**Provided material**
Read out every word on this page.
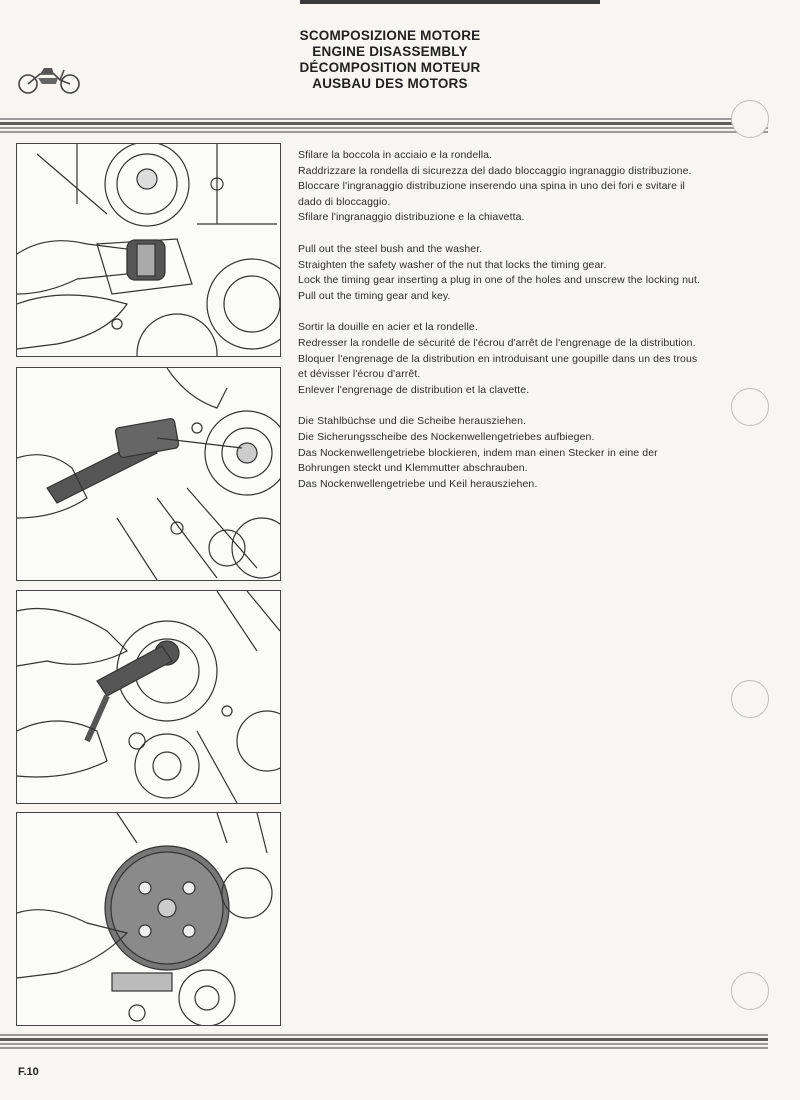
SCOMPOSIZIONE MOTORE
ENGINE DISASSEMBLY
DÉCOMPOSITION MOTEUR
AUSBAU DES MOTORS
Sfilare la boccola in acciaio e la rondella.
Raddrizzare la rondella di sicurezza del dado bloccaggio ingranaggio distribuzione.
Bloccare l'ingranaggio distribuzione inserendo una spina in uno dei fori e svitare il dado di bloccaggio.
Sfilare l'ingranaggio distribuzione e la chiavetta.
Pull out the steel bush and the washer.
Straighten the safety washer of the nut that locks the timing gear.
Lock the timing gear inserting a plug in one of the holes and unscrew the locking nut.
Pull out the timing gear and key.
Sortir la douille en acier et la rondelle.
Redresser la rondelle de sécurité de l'écrou d'arrêt de l'engrenage de la distribution.
Bloquer l'engrenage de la distribution en introduisant une goupille dans un des trous et dévisser l'écrou d'arrêt.
Enlever l'engrenage de distribution et la clavette.
Die Stahlbüchse und die Scheibe herausziehen.
Die Sicherungsscheibe des Nockenwellengetriebes aufbiegen.
Das Nockenwellengetriebe blockieren, indem man einen Stecker in eine der Bohrungen steckt und Klemmutter abschrauben.
Das Nockenwellengetriebe und Keil herausziehen.
F.10
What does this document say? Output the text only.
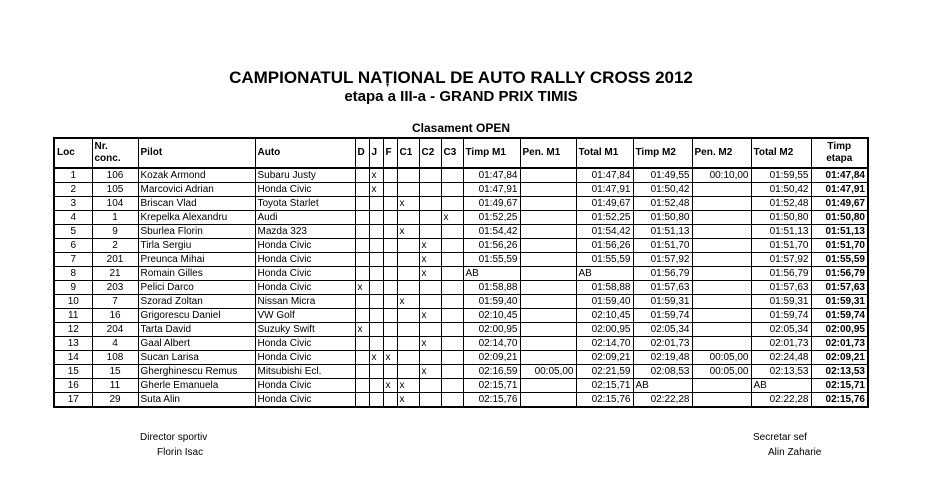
CAMPIONATUL NAȚIONAL DE AUTO RALLY CROSS 2012
etapa a III-a - GRAND PRIX TIMIS
Clasament OPEN
Loc	Nr. conc.	Pilot	Auto	D	J	F	C1	C2	C3	Timp M1	Pen. M1	Total M1	Timp M2	Pen. M2	Total M2	Timp etapa
1	106	Kozak Armond	Subaru Justy		x					01:47,84		01:47,84	01:49,55	00:10,00	01:59,55	01:47,84
2	105	Marcovici Adrian	Honda Civic		x					01:47,91		01:47,91	01:50,42		01:50,42	01:47,91
3	104	Briscan Vlad	Toyota Starlet				x			01:49,67		01:49,67	01:52,48		01:52,48	01:49,67
4	1	Krepelka Alexandru	Audi						x	01:52,25		01:52,25	01:50,80		01:50,80	01:50,80
5	9	Sburlea Florin	Mazda 323				x			01:54,42		01:54,42	01:51,13		01:51,13	01:51,13
6	2	Tirla Sergiu	Honda Civic					x		01:56,26		01:56,26	01:51,70		01:51,70	01:51,70
7	201	Preunca Mihai	Honda Civic					x		01:55,59		01:55,59	01:57,92		01:57,92	01:55,59
8	21	Romain Gilles	Honda Civic					x		AB		AB	01:56,79		01:56,79	01:56,79
9	203	Pelici Darco	Honda Civic	x						01:58,88		01:58,88	01:57,63		01:57,63	01:57,63
10	7	Szorad Zoltan	Nissan Micra				x			01:59,40		01:59,40	01:59,31		01:59,31	01:59,31
11	16	Grigorescu Daniel	VW Golf					x		02:10,45		02:10,45	01:59,74		01:59,74	01:59,74
12	204	Tarta David	Suzuky Swift	x						02:00,95		02:00,95	02:05,34		02:05,34	02:00,95
13	4	Gaal Albert	Honda Civic					x		02:14,70		02:14,70	02:01,73		02:01,73	02:01,73
14	108	Sucan Larisa	Honda Civic		x	x				02:09,21		02:09,21	02:19,48	00:05,00	02:24,48	02:09,21
15	15	Gherghinescu Remus	Mitsubishi Ecl.					x		02:16,59	00:05,00	02:21,59	02:08,53	00:05,00	02:13,53	02:13,53
16	11	Gherle Emanuela	Honda Civic			x	x			02:15,71		02:15,71	AB		AB	02:15,71
17	29	Suta Alin	Honda Civic				x			02:15,76		02:15,76	02:22,28		02:22,28	02:15,76
Director sportiv
Florin Isac
Secretar sef
Alin Zaharie
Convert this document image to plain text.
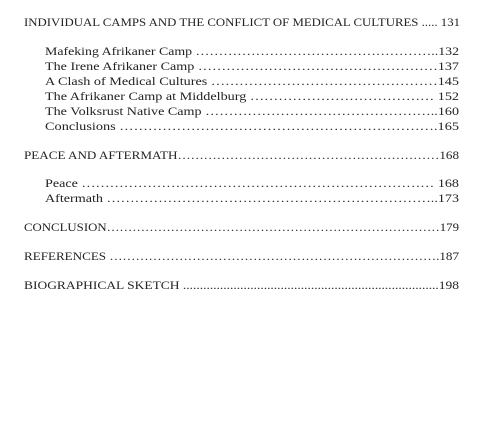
INDIVIDUAL CAMPS AND THE CONFLICT OF MEDICAL CULTURES ..... 131
Mafeking Afrikaner Camp ……………………………………………..132
The Irene Afrikaner Camp ……………………………………………137
A Clash of Medical Cultures …………………………………………145
The Afrikaner Camp at Middelburg ………………………………… 152
The Volksrust Native Camp …………………………………………..160
Conclusions ………………………………………………………….165
PEACE AND AFTERMATH……………………………………………………168
Peace ………………………………………………………………… 168
Aftermath ……………………………………………………………..173
CONCLUSION……………………………………………………………………179
REFERENCES ………………………………………………………………….187
BIOGRAPHICAL SKETCH ............................................................................198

**Problem statement**
Above are the records; copy every line in them that holds the word "dado".

**Finished answer**
Raddrizzare la rondella di sicurezza del dado bloccaggio ingranaggio distribuzione.
Bloccare l'ingranaggio distribuzione inserendo una spina in uno dei fori e svitare il dado di bloccaggio.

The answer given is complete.